TASK PROMPT ->
Print each line exactly as it is given.

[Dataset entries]

>> BEGIN

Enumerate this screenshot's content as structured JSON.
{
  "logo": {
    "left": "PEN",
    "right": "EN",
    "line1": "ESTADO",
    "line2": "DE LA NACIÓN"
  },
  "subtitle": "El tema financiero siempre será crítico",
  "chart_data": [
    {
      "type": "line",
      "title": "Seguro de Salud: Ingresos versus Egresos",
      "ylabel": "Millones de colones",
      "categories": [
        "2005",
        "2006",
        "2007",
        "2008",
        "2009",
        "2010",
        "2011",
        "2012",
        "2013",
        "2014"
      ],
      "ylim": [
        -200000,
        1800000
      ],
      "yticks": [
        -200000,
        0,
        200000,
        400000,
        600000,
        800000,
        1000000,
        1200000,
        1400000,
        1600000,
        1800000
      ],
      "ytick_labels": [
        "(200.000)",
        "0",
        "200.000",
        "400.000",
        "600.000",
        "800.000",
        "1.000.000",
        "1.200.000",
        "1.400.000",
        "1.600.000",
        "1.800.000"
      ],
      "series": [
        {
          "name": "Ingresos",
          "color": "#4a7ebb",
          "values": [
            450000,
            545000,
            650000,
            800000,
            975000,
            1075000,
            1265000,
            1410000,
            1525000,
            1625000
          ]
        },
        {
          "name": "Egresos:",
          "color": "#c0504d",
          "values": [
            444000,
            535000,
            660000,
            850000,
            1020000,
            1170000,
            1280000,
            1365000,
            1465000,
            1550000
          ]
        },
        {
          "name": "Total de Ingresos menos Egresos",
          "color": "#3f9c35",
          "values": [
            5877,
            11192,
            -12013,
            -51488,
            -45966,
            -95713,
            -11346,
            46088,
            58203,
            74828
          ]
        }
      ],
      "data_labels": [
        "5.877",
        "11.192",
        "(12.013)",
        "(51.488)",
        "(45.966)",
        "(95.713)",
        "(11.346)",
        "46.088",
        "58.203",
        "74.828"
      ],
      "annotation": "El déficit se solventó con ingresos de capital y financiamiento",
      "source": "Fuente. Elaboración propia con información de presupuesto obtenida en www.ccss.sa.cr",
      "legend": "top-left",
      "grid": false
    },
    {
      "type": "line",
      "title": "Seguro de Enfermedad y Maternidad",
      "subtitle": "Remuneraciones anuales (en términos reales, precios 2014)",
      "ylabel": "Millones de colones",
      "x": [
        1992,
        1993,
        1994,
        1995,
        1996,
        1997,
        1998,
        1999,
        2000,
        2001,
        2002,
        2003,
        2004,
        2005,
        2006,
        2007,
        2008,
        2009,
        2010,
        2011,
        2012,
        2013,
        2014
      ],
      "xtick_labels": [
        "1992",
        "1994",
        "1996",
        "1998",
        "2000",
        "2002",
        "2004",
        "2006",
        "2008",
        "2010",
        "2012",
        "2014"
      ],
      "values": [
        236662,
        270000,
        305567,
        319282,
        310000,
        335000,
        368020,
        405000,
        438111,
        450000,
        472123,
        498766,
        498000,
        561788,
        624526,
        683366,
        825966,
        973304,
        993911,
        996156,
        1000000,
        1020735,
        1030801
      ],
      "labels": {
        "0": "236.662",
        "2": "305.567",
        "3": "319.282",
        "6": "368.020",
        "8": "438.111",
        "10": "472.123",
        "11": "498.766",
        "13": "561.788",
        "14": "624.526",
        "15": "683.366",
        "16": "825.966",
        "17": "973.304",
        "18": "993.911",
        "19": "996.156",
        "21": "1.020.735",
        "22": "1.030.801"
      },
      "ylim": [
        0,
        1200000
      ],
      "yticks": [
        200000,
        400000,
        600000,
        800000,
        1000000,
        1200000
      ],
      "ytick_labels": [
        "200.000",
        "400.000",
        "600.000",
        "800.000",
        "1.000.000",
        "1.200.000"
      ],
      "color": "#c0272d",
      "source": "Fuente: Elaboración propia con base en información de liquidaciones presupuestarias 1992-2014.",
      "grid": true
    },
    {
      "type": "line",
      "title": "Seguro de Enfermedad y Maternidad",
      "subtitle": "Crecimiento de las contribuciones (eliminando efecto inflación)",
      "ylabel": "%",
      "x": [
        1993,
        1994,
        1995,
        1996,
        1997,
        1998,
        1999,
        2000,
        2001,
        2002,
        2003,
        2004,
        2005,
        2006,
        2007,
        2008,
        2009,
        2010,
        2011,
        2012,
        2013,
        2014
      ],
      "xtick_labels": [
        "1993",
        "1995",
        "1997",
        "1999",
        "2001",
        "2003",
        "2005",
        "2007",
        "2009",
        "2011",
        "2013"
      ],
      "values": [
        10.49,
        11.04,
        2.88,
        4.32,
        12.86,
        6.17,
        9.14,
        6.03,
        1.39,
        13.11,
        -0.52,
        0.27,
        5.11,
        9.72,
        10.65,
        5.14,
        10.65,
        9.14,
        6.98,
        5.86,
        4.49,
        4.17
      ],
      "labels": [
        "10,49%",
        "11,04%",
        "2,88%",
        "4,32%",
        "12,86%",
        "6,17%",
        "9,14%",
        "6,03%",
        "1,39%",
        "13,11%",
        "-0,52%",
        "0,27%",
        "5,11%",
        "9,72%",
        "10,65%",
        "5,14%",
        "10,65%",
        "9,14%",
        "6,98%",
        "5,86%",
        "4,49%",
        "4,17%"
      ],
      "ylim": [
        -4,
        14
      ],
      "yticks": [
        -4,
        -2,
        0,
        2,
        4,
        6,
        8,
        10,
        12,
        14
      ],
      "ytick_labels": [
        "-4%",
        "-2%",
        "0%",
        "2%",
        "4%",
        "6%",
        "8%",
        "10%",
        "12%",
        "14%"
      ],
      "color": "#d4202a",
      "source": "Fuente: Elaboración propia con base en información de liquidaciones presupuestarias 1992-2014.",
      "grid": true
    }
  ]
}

>> END

TASK OUTPUT ->
Enumerate this screenshot's content as structured JSON.
{
  "logo": {
    "left": "PEN",
    "right": "EN",
    "line1": "ESTADO",
    "line2": "DE LA NACIÓN"
  },
  "subtitle": "El tema financiero siempre será crítico",
  "chart_data": [
    {
      "type": "line",
      "title": "Seguro de Salud: Ingresos versus Egresos",
      "ylabel": "Millones de colones",
      "categories": [
        "2005",
        "2006",
        "2007",
        "2008",
        "2009",
        "2010",
        "2011",
        "2012",
        "2013",
        "2014"
      ],
      "ylim": [
        -200000,
        1800000
      ],
      "yticks": [
        -200000,
        0,
        200000,
        400000,
        600000,
        800000,
        1000000,
        1200000,
        1400000,
        1600000,
        1800000
      ],
      "ytick_labels": [
        "(200.000)",
        "0",
        "200.000",
        "400.000",
        "600.000",
        "800.000",
        "1.000.000",
        "1.200.000",
        "1.400.000",
        "1.600.000",
        "1.800.000"
      ],
      "series": [
        {
          "name": "Ingresos",
          "color": "#4a7ebb",
          "values": [
            450000,
            545000,
            650000,
            800000,
            975000,
            1075000,
            1265000,
            1410000,
            1525000,
            1625000
          ]
        },
        {
          "name": "Egresos:",
          "color": "#c0504d",
          "values": [
            444000,
            535000,
            660000,
            850000,
            1020000,
            1170000,
            1280000,
            1365000,
            1465000,
            1550000
          ]
        },
        {
          "name": "Total de Ingresos menos Egresos",
          "color": "#3f9c35",
          "values": [
            5877,
            11192,
            -12013,
            -51488,
            -45966,
            -95713,
            -11346,
            46088,
            58203,
            74828
          ]
        }
      ],
      "data_labels": [
        "5.877",
        "11.192",
        "(12.013)",
        "(51.488)",
        "(45.966)",
        "(95.713)",
        "(11.346)",
        "46.088",
        "58.203",
        "74.828"
      ],
      "annotation": "El déficit se solventó con ingresos de capital y financiamiento",
      "source": "Fuente. Elaboración propia con información de presupuesto obtenida en www.ccss.sa.cr",
      "legend": "top-left",
      "grid": false
    },
    {
      "type": "line",
      "title": "Seguro de Enfermedad y Maternidad",
      "subtitle": "Remuneraciones anuales (en términos reales, precios 2014)",
      "ylabel": "Millones de colones",
      "x": [
        1992,
        1993,
        1994,
        1995,
        1996,
        1997,
        1998,
        1999,
        2000,
        2001,
        2002,
        2003,
        2004,
        2005,
        2006,
        2007,
        2008,
        2009,
        2010,
        2011,
        2012,
        2013,
        2014
      ],
      "xtick_labels": [
        "1992",
        "1994",
        "1996",
        "1998",
        "2000",
        "2002",
        "2004",
        "2006",
        "2008",
        "2010",
        "2012",
        "2014"
      ],
      "values": [
        236662,
        270000,
        305567,
        319282,
        310000,
        335000,
        368020,
        405000,
        438111,
        450000,
        472123,
        498766,
        498000,
        561788,
        624526,
        683366,
        825966,
        973304,
        993911,
        996156,
        1000000,
        1020735,
        1030801
      ],
      "labels": {
        "0": "236.662",
        "2": "305.567",
        "3": "319.282",
        "6": "368.020",
        "8": "438.111",
        "10": "472.123",
        "11": "498.766",
        "13": "561.788",
        "14": "624.526",
        "15": "683.366",
        "16": "825.966",
        "17": "973.304",
        "18": "993.911",
        "19": "996.156",
        "21": "1.020.735",
        "22": "1.030.801"
      },
      "ylim": [
        0,
        1200000
      ],
      "yticks": [
        200000,
        400000,
        600000,
        800000,
        1000000,
        1200000
      ],
      "ytick_labels": [
        "200.000",
        "400.000",
        "600.000",
        "800.000",
        "1.000.000",
        "1.200.000"
      ],
      "color": "#c0272d",
      "source": "Fuente: Elaboración propia con base en información de liquidaciones presupuestarias 1992-2014.",
      "grid": true
    },
    {
      "type": "line",
      "title": "Seguro de Enfermedad y Maternidad",
      "subtitle": "Crecimiento de las contribuciones (eliminando efecto inflación)",
      "ylabel": "%",
      "x": [
        1993,
        1994,
        1995,
        1996,
        1997,
        1998,
        1999,
        2000,
        2001,
        2002,
        2003,
        2004,
        2005,
        2006,
        2007,
        2008,
        2009,
        2010,
        2011,
        2012,
        2013,
        2014
      ],
      "xtick_labels": [
        "1993",
        "1995",
        "1997",
        "1999",
        "2001",
        "2003",
        "2005",
        "2007",
        "2009",
        "2011",
        "2013"
      ],
      "values": [
        10.49,
        11.04,
        2.88,
        4.32,
        12.86,
        6.17,
        9.14,
        6.03,
        1.39,
        13.11,
        -0.52,
        0.27,
        5.11,
        9.72,
        10.65,
        5.14,
        10.65,
        9.14,
        6.98,
        5.86,
        4.49,
        4.17
      ],
      "labels": [
        "10,49%",
        "11,04%",
        "2,88%",
        "4,32%",
        "12,86%",
        "6,17%",
        "9,14%",
        "6,03%",
        "1,39%",
        "13,11%",
        "-0,52%",
        "0,27%",
        "5,11%",
        "9,72%",
        "10,65%",
        "5,14%",
        "10,65%",
        "9,14%",
        "6,98%",
        "5,86%",
        "4,49%",
        "4,17%"
      ],
      "ylim": [
        -4,
        14
      ],
      "yticks": [
        -4,
        -2,
        0,
        2,
        4,
        6,
        8,
        10,
        12,
        14
      ],
      "ytick_labels": [
        "-4%",
        "-2%",
        "0%",
        "2%",
        "4%",
        "6%",
        "8%",
        "10%",
        "12%",
        "14%"
      ],
      "color": "#d4202a",
      "source": "Fuente: Elaboración propia con base en información de liquidaciones presupuestarias 1992-2014.",
      "grid": true
    }
  ]
}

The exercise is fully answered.